Dataset entries on figures:

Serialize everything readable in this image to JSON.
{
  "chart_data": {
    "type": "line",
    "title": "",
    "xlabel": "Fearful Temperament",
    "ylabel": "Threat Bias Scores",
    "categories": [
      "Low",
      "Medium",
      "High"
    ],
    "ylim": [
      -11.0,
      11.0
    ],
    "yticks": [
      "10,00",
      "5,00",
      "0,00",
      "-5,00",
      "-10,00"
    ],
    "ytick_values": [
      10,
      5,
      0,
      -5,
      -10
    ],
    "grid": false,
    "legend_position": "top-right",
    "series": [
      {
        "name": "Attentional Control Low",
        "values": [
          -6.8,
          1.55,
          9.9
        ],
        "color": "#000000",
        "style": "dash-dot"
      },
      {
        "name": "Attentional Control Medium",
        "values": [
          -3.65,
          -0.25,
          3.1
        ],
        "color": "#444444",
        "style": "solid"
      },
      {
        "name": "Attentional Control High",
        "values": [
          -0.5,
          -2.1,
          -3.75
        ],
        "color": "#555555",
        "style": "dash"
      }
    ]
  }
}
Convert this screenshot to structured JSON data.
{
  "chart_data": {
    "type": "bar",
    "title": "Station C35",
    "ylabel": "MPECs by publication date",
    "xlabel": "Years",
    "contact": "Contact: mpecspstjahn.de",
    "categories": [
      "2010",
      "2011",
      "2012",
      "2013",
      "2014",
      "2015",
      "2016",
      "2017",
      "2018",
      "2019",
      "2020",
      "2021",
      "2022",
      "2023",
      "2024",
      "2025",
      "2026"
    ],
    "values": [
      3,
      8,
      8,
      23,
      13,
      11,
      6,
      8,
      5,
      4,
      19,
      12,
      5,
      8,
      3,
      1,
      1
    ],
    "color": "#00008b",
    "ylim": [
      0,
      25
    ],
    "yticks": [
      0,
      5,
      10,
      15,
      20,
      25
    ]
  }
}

---

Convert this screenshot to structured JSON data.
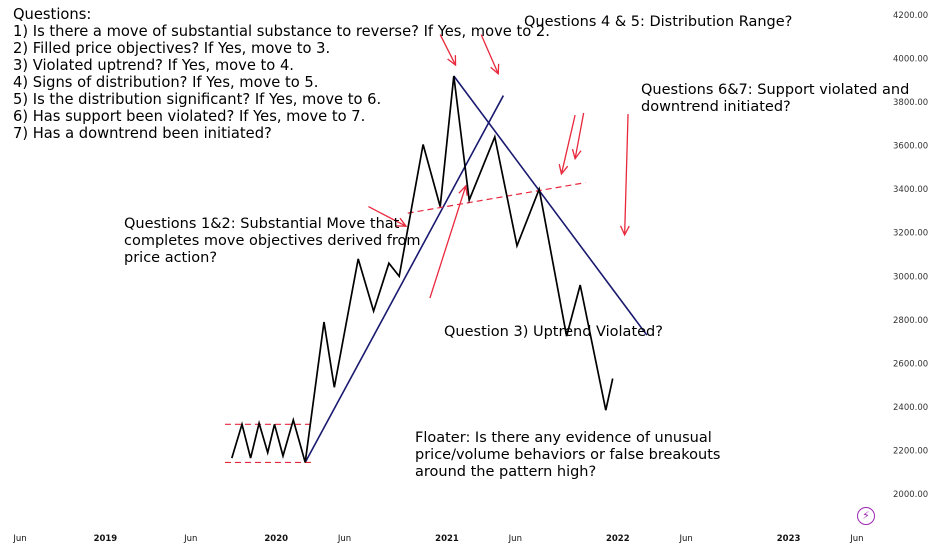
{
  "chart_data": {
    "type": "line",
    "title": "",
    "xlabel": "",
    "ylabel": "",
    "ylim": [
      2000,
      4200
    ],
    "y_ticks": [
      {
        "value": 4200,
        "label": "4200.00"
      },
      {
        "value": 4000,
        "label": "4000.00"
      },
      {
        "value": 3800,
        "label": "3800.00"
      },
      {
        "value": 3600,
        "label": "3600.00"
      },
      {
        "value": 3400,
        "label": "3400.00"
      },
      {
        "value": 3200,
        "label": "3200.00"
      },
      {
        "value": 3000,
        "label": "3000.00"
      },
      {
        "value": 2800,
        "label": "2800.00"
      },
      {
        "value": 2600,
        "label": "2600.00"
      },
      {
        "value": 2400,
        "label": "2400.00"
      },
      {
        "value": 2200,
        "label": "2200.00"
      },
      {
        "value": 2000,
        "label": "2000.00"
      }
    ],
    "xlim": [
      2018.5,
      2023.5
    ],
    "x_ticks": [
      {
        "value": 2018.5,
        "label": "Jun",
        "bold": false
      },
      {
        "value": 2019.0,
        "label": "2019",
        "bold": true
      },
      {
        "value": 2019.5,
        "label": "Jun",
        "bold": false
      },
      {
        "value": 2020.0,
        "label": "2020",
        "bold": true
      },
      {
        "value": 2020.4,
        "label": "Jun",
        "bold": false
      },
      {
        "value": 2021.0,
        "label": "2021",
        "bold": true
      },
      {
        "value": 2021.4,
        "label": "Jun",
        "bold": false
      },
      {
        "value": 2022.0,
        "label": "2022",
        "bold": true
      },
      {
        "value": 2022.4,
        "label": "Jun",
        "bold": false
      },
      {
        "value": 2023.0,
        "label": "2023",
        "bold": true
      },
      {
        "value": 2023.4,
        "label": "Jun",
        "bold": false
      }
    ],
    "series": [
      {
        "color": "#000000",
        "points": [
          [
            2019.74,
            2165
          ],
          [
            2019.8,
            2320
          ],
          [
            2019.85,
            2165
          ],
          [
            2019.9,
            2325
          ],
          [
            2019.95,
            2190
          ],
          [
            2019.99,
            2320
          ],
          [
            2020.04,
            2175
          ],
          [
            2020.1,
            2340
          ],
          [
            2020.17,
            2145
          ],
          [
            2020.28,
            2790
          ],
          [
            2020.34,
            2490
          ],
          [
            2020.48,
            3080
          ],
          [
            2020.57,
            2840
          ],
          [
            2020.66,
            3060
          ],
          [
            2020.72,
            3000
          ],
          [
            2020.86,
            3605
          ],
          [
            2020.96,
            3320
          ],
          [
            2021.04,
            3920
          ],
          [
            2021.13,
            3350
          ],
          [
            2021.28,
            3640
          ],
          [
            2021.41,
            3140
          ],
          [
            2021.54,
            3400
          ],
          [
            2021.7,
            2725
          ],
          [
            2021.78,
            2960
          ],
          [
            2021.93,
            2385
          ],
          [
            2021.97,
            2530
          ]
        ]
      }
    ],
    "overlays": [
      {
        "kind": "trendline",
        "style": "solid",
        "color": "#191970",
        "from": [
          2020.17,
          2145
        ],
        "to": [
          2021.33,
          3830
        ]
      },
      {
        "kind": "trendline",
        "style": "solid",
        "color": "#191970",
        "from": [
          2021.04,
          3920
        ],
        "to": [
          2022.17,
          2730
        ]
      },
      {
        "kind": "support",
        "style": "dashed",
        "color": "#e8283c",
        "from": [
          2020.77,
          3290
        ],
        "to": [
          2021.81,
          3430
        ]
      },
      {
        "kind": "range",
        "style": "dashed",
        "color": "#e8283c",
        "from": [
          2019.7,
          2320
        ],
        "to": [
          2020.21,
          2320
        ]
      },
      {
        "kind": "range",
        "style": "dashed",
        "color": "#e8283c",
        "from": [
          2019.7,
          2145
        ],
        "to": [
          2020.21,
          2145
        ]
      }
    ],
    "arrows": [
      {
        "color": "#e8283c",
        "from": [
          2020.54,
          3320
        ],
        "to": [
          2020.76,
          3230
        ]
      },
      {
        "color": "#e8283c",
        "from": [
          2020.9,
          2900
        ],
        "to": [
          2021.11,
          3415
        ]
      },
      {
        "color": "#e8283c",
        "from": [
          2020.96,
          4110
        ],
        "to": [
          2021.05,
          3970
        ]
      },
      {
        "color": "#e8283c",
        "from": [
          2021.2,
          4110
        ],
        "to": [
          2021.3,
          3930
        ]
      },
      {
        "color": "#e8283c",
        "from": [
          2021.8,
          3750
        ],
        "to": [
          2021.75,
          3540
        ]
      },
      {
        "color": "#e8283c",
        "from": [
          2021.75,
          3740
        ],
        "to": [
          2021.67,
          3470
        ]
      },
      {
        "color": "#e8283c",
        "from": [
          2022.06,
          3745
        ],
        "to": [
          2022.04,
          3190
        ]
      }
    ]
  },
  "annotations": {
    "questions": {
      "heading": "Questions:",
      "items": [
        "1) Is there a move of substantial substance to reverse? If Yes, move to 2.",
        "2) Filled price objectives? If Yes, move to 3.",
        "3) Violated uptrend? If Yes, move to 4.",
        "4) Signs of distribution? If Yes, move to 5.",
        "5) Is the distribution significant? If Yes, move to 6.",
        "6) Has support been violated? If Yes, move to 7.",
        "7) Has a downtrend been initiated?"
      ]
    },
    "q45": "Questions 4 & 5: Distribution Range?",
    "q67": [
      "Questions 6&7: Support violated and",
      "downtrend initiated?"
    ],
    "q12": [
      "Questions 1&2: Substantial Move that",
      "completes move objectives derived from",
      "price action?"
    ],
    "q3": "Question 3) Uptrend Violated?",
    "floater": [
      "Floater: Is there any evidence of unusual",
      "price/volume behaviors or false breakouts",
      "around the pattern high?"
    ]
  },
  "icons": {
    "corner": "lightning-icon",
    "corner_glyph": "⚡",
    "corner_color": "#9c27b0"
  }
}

==

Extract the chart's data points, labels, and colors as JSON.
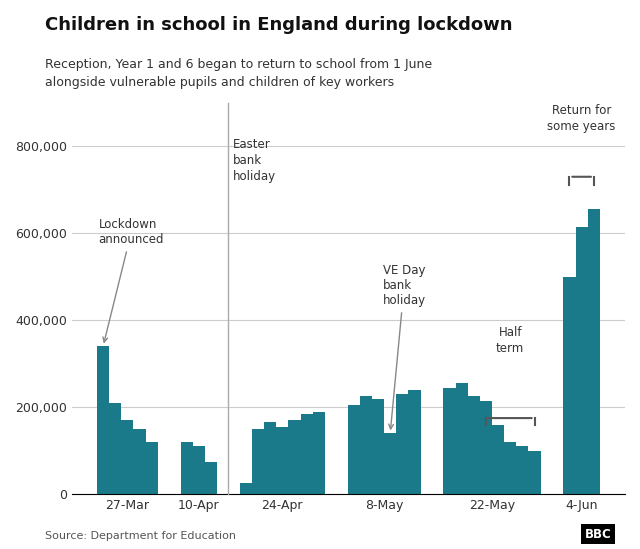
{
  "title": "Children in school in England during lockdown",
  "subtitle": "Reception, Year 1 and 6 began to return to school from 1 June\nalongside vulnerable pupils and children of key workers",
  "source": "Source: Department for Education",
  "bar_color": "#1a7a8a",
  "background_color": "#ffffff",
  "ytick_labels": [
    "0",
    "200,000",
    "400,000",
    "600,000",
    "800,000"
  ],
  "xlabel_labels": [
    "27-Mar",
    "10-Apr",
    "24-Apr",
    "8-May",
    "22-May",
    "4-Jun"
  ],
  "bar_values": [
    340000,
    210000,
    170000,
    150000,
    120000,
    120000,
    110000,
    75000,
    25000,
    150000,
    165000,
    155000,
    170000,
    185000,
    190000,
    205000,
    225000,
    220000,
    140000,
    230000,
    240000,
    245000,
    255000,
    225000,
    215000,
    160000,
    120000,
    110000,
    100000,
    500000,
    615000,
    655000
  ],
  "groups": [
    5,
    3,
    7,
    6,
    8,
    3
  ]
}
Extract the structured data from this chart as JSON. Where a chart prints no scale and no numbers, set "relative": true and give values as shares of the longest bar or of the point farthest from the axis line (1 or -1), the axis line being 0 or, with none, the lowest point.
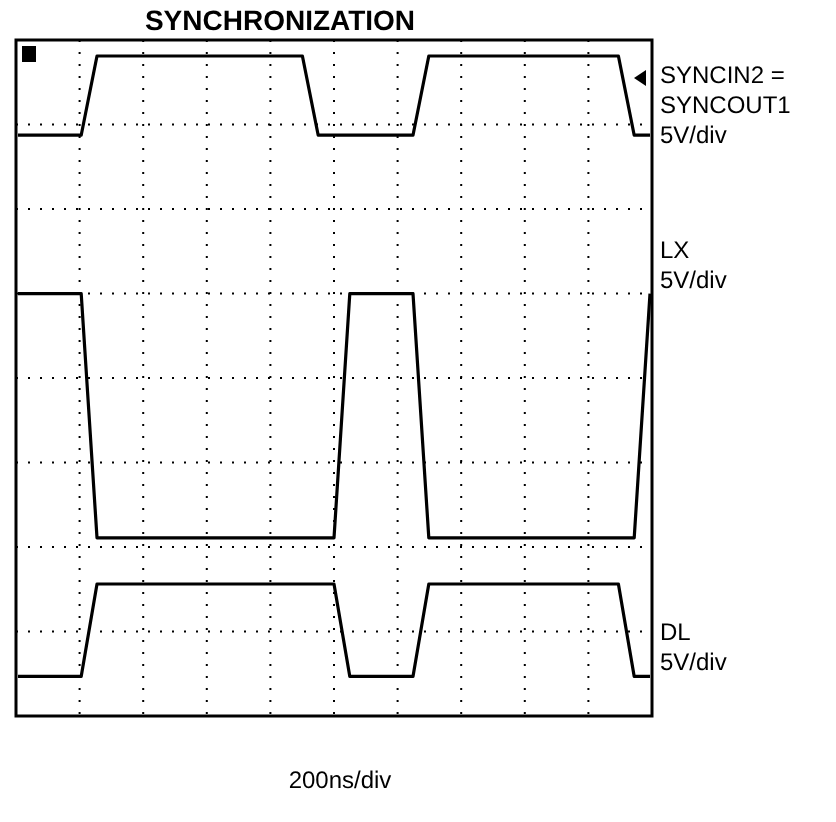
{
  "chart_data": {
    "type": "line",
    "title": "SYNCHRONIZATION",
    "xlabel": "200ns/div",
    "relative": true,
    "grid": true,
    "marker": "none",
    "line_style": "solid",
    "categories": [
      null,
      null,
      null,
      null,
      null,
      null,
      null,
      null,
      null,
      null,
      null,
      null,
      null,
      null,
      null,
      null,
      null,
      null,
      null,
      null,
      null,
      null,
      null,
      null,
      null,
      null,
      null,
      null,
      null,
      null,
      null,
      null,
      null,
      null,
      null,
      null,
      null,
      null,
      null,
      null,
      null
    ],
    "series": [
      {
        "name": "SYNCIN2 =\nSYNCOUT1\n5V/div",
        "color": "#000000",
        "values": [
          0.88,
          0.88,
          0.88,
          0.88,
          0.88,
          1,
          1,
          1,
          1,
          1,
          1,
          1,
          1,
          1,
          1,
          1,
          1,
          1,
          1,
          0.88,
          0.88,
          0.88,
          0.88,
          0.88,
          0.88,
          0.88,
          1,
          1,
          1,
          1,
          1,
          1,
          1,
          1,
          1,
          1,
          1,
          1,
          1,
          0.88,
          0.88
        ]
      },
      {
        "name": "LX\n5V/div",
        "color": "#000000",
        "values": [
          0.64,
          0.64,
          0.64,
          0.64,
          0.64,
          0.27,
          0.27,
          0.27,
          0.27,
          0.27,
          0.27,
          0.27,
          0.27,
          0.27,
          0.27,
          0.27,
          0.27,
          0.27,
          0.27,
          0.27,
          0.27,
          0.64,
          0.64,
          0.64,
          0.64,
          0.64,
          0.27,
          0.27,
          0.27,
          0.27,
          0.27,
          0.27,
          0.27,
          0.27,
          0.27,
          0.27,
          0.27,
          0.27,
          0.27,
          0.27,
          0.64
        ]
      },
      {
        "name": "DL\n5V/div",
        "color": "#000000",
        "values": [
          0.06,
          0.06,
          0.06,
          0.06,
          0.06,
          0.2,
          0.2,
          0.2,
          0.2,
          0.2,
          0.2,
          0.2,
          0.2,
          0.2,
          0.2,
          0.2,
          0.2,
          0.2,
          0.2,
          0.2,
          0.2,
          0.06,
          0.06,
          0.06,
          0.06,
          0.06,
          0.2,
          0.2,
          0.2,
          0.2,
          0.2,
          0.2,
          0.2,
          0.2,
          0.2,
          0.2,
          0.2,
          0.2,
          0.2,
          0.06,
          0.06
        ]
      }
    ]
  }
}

-- What you should do --
For the listing above, identify each line bearing "there".

-- Reply to the task --
        "1) Is there a move of substantial substance to reverse? If Yes, move to 2.",
      "Floater: Is there any evidence of unusual",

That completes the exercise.